WHAT THE EXERCISE ASKS:
Only lines with the string "growth" matter here; gather them from the material below.

AVAILABLE RECORDS:

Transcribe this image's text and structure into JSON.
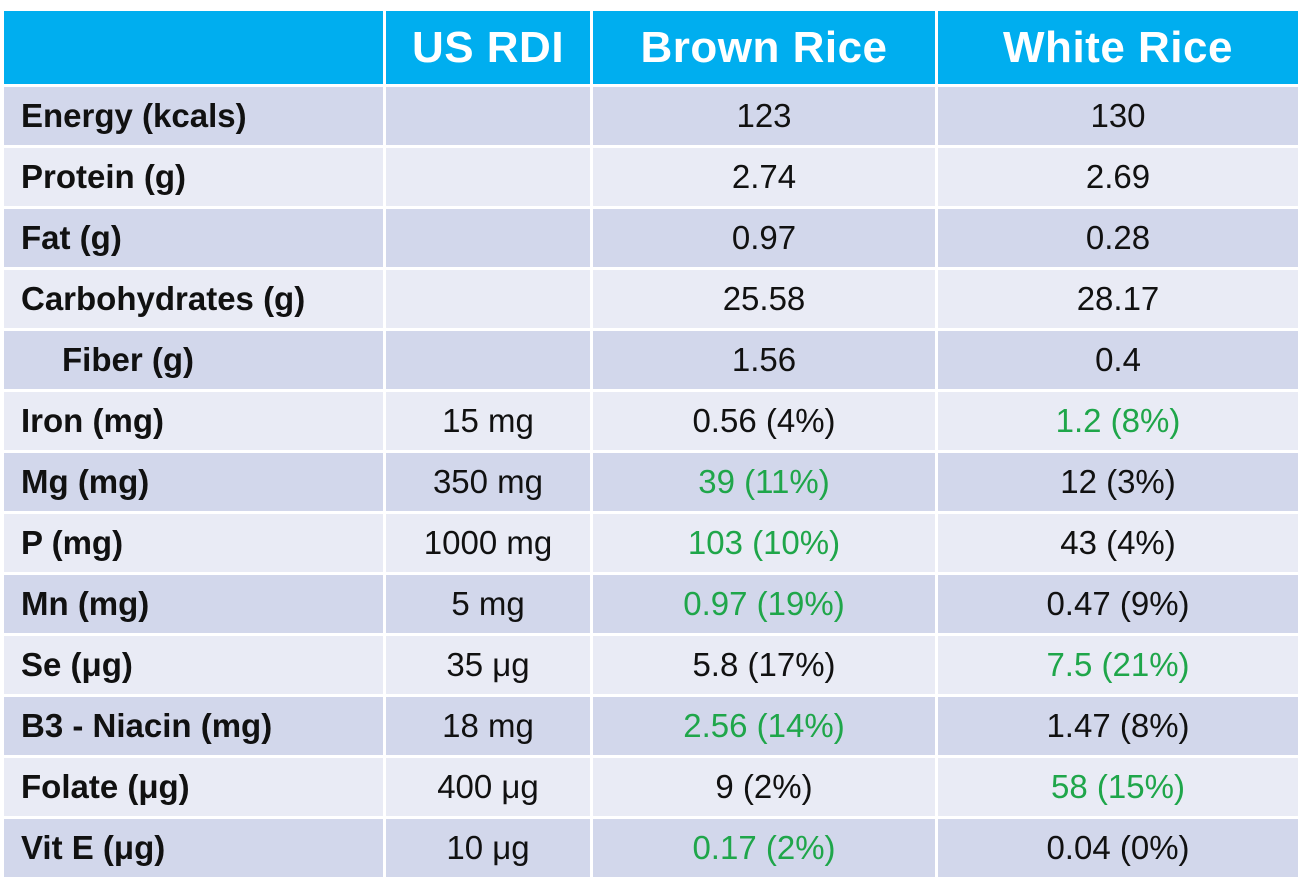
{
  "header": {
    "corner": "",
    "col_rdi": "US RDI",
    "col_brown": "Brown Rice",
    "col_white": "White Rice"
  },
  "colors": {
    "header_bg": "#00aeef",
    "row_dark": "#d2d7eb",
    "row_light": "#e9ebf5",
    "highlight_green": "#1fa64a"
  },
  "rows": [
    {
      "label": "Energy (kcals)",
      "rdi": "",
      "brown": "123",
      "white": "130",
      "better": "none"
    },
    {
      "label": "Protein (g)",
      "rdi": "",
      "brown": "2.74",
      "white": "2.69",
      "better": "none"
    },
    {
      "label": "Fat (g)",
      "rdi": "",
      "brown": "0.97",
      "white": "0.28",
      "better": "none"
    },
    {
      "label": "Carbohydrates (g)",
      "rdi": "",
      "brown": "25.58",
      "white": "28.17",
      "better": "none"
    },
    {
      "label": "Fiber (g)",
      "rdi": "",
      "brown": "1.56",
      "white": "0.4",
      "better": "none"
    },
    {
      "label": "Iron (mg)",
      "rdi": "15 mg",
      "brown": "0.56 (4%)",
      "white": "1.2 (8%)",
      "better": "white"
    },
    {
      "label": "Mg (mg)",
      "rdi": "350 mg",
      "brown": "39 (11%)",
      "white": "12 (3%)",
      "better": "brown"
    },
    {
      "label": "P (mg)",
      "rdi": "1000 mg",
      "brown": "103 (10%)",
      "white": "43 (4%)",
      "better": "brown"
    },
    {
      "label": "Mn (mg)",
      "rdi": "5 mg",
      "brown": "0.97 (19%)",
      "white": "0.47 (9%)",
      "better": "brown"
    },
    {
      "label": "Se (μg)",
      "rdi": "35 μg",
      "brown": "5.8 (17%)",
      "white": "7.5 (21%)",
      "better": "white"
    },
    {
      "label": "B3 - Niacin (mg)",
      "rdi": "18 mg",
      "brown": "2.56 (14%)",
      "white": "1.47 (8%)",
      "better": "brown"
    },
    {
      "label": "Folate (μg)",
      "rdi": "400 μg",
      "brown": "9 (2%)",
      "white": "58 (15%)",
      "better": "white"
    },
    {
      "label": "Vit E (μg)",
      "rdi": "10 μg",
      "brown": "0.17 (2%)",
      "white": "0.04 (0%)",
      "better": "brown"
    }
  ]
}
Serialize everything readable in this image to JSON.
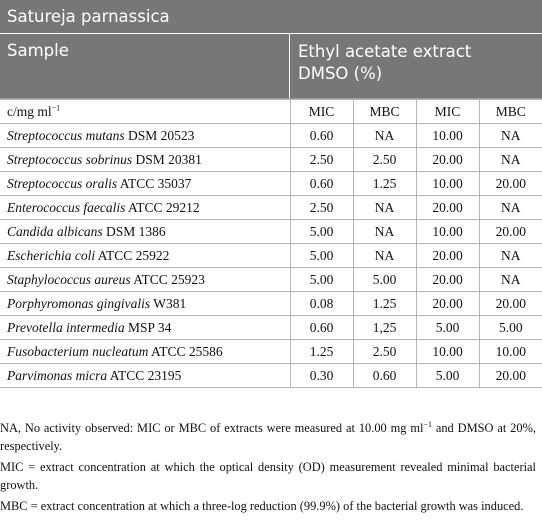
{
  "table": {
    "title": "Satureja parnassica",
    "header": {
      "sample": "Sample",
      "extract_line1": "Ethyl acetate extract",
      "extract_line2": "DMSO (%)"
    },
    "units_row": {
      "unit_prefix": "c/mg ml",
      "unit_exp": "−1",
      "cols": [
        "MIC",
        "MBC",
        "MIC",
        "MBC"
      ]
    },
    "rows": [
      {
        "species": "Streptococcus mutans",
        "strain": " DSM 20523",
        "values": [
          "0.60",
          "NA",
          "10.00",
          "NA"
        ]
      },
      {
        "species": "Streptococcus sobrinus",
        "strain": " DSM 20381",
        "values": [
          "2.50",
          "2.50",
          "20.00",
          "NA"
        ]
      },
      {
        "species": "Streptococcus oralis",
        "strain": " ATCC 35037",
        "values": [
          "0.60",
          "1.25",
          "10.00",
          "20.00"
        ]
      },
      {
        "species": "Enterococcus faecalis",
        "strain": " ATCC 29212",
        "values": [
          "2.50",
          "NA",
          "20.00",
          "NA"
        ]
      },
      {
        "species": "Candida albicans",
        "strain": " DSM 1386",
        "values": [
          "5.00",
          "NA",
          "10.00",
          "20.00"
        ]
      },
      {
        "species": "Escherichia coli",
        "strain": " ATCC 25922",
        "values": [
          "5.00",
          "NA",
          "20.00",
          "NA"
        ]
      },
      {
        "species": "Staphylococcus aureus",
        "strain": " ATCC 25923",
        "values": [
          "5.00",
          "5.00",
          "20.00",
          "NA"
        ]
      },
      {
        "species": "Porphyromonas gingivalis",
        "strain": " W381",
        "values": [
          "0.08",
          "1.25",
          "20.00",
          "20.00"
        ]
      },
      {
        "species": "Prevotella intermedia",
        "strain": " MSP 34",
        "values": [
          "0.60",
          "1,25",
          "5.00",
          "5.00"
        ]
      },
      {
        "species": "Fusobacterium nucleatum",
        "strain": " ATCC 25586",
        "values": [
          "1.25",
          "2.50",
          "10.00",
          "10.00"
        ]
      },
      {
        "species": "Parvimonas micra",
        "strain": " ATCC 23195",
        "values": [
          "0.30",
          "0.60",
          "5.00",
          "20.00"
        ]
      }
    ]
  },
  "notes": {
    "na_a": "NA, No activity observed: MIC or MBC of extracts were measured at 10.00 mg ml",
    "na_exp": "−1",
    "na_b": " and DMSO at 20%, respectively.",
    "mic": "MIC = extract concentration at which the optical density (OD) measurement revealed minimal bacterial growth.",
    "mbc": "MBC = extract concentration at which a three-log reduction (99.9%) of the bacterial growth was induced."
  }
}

REPLY:
    "mic": "MIC = extract concentration at which the optical density (OD) measurement revealed minimal bacterial growth.",
    "mbc": "MBC = extract concentration at which a three-log reduction (99.9%) of the bacterial growth was induced."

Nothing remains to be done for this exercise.